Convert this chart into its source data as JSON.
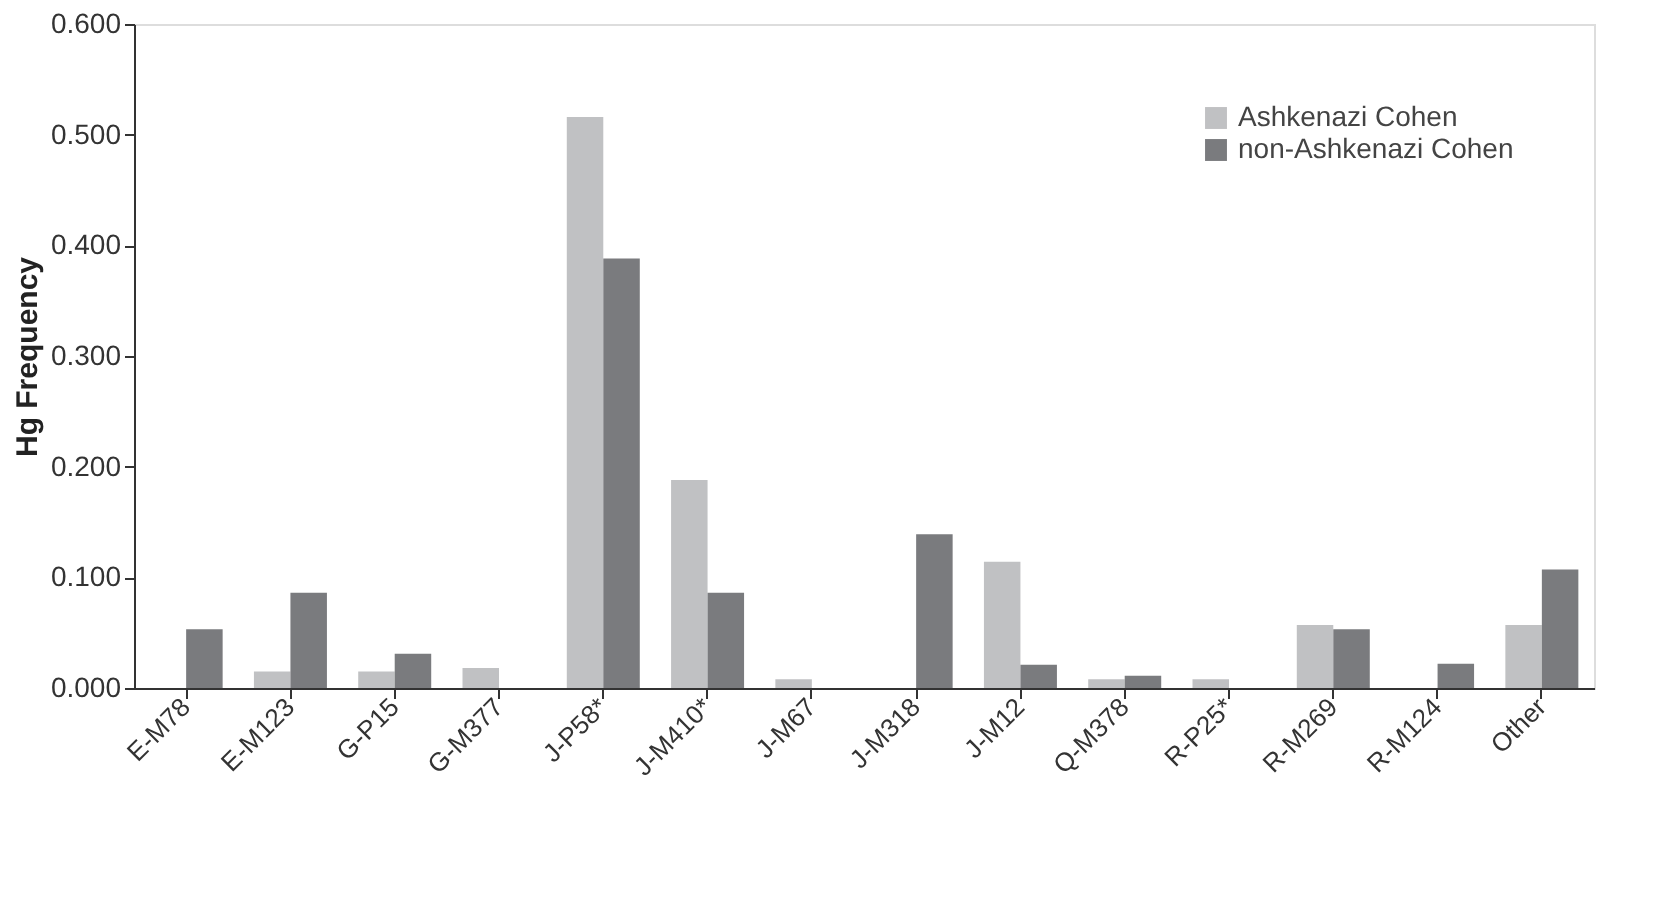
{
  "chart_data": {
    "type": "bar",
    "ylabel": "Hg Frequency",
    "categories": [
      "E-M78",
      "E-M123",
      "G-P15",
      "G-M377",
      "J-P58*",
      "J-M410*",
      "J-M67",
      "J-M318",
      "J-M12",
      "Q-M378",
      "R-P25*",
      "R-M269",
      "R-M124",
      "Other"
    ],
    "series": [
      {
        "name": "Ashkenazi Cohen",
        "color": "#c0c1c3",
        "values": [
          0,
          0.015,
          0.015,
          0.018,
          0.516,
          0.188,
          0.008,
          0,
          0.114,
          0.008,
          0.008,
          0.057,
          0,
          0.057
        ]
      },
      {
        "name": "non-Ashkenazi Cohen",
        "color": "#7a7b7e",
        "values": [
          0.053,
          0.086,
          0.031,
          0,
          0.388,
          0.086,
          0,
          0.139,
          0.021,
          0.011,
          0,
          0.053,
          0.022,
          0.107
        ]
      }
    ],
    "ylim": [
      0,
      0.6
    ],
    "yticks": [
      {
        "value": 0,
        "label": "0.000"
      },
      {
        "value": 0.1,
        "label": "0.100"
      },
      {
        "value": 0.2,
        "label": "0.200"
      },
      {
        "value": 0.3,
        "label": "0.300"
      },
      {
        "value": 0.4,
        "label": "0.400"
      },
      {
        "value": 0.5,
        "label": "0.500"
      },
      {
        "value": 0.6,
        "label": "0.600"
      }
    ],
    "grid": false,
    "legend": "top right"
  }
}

* * * * *

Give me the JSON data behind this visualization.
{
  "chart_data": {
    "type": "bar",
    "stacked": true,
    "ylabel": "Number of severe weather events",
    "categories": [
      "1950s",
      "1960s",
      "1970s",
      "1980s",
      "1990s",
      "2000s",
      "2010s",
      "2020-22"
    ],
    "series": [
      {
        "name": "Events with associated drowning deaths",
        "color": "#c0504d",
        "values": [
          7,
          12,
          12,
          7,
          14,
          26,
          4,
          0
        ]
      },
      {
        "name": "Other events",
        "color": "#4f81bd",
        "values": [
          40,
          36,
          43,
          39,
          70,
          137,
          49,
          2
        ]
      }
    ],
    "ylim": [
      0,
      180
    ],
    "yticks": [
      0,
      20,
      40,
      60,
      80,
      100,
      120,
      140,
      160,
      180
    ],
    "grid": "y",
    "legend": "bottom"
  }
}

* * * * *

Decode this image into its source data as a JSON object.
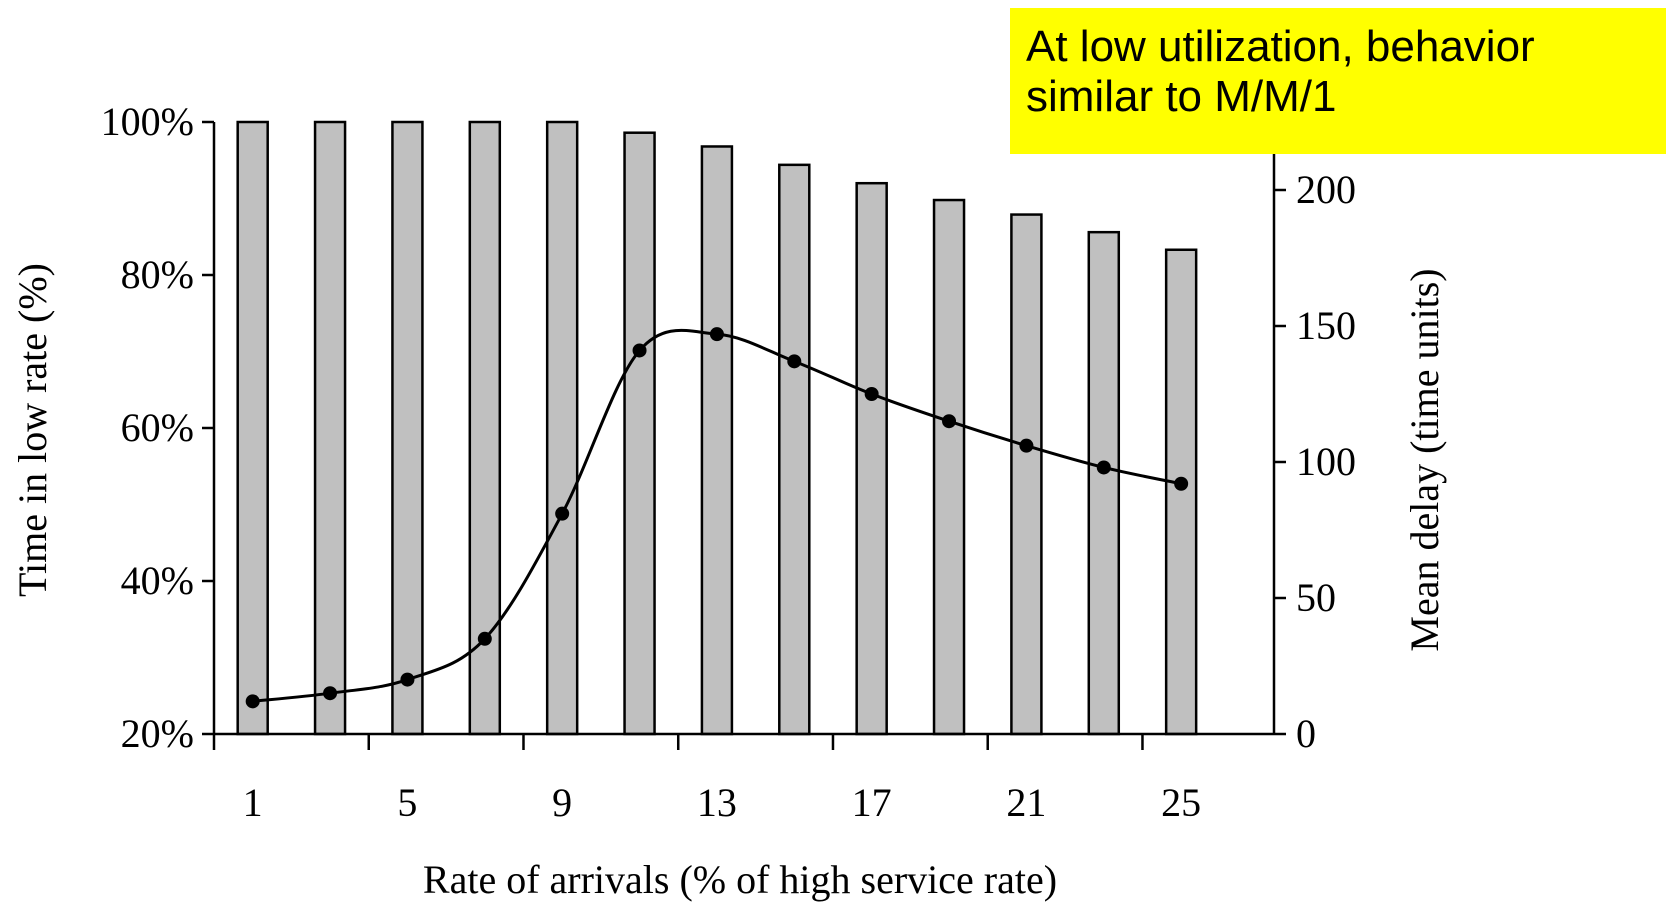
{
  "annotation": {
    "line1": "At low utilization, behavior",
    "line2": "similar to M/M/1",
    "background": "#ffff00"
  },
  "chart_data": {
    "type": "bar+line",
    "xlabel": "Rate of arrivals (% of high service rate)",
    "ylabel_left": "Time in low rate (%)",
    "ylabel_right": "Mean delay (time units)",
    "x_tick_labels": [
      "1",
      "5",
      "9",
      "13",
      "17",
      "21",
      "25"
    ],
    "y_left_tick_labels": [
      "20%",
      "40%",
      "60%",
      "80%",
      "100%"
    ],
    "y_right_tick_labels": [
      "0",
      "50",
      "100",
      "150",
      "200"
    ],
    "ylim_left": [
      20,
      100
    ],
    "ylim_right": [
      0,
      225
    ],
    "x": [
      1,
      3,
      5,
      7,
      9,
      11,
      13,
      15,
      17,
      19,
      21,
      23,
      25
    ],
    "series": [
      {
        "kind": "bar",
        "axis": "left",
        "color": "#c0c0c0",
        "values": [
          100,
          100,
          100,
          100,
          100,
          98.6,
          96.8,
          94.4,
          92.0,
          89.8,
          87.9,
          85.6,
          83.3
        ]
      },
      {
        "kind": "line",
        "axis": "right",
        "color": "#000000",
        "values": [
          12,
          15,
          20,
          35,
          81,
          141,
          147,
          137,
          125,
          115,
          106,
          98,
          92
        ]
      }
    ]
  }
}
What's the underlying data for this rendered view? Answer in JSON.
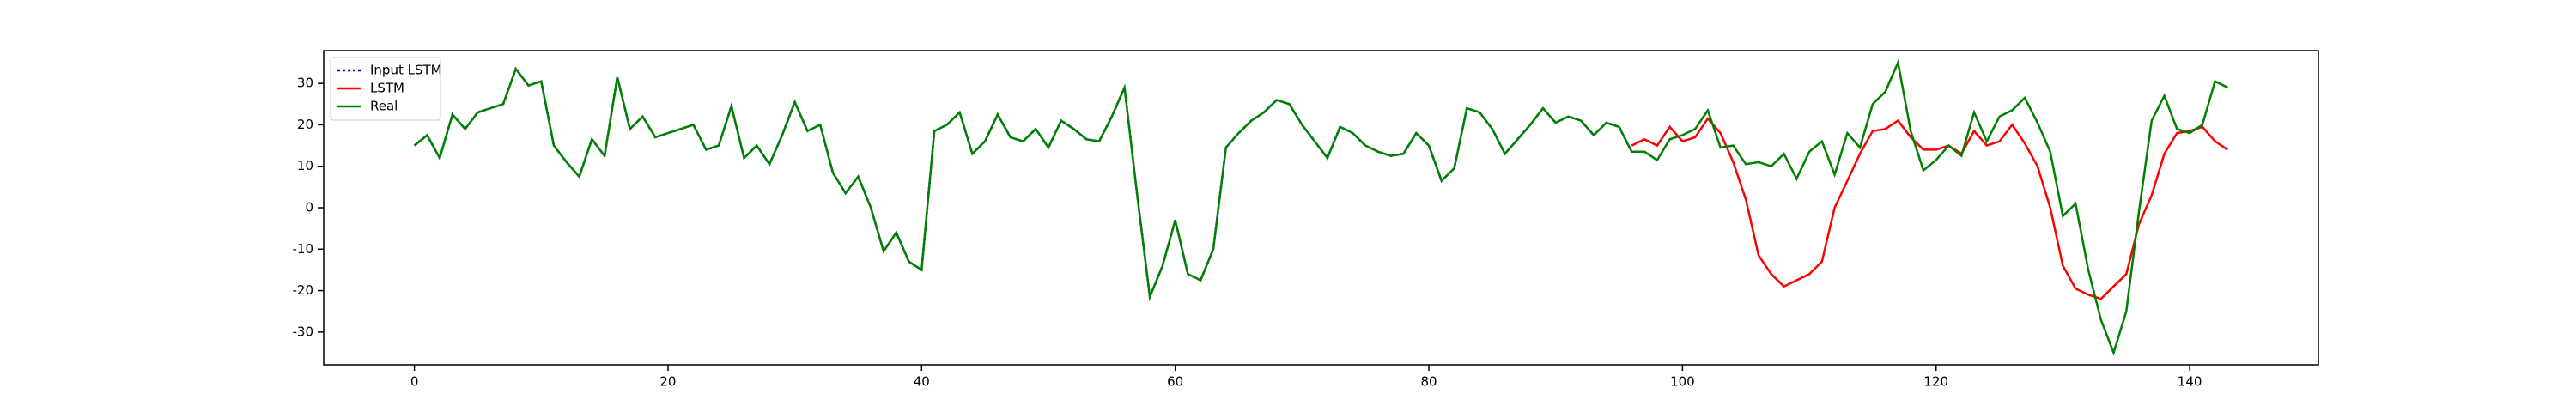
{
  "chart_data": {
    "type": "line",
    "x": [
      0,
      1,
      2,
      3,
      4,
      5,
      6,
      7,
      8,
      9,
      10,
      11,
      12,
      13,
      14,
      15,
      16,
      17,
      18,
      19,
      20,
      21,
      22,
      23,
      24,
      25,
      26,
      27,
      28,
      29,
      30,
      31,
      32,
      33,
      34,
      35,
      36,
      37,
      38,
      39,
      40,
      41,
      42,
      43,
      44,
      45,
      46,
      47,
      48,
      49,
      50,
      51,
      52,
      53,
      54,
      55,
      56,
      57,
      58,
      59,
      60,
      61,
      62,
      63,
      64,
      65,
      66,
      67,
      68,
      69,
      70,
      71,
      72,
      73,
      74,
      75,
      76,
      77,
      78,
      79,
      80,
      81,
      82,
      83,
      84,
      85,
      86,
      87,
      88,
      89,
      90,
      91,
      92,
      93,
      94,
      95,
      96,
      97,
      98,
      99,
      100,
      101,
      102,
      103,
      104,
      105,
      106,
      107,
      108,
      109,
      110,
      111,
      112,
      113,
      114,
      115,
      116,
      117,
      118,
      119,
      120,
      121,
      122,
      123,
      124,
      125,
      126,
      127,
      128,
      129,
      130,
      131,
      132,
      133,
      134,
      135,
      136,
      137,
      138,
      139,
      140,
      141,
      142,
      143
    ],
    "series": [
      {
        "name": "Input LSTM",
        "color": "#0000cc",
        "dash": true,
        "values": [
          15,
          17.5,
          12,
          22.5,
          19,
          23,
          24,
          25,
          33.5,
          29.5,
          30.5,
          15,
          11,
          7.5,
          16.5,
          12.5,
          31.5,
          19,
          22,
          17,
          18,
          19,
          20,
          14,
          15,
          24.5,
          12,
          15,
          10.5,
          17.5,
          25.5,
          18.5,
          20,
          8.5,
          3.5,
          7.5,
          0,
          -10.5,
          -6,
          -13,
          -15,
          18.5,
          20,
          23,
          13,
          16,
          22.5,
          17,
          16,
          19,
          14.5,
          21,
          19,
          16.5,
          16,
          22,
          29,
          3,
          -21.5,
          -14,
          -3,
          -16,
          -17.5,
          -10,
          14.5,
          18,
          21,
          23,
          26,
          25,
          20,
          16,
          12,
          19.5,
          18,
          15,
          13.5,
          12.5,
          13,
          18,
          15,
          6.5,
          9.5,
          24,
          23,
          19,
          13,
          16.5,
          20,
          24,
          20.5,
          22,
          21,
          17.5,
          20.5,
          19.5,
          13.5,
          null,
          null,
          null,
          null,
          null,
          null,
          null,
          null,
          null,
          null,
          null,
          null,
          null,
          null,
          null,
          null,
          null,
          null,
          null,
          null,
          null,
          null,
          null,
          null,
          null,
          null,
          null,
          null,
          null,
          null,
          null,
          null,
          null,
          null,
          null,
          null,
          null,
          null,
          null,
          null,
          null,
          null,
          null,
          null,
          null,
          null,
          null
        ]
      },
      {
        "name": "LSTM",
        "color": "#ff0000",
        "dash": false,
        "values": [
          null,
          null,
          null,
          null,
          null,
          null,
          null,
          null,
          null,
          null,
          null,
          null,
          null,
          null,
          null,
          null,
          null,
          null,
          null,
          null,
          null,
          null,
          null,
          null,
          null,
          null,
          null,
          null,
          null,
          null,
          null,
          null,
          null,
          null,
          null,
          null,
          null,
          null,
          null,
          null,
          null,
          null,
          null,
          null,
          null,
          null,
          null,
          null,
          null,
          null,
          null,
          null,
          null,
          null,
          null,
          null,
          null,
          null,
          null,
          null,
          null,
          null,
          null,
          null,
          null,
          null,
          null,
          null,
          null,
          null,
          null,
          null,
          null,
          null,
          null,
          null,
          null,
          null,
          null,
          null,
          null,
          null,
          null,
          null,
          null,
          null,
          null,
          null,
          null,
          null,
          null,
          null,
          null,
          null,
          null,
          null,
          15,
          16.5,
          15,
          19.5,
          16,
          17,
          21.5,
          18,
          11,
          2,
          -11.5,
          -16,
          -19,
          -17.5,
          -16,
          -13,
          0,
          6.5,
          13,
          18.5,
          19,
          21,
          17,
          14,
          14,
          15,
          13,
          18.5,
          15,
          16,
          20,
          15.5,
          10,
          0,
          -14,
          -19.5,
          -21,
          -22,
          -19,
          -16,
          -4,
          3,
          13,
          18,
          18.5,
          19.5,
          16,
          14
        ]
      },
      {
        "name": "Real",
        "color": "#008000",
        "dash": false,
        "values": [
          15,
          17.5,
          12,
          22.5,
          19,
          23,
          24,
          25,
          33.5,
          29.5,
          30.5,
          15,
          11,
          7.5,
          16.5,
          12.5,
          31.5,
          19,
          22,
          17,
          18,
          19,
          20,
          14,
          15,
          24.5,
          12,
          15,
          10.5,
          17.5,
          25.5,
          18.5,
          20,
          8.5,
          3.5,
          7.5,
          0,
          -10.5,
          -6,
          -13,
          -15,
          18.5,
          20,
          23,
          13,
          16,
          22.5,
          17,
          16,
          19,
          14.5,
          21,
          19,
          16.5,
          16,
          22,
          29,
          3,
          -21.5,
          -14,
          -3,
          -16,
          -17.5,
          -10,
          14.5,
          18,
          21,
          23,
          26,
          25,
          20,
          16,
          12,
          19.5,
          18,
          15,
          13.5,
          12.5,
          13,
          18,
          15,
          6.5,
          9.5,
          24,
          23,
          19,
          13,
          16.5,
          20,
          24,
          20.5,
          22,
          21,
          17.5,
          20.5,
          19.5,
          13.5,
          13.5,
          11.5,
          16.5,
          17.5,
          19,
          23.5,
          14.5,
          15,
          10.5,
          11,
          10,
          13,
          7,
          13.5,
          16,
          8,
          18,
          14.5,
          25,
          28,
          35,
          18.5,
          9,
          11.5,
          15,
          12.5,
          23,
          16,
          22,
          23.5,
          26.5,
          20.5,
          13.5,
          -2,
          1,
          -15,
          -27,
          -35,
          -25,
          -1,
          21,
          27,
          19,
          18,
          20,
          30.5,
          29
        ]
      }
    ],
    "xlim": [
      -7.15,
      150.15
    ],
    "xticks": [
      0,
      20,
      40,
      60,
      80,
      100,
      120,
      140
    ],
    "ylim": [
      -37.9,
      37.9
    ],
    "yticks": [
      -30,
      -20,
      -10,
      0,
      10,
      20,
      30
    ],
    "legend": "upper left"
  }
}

* * * * *

• Exercise:
Determine the number of lines in the listing that hold the word "name", and supply that number and nothing further.

• Written answer:
7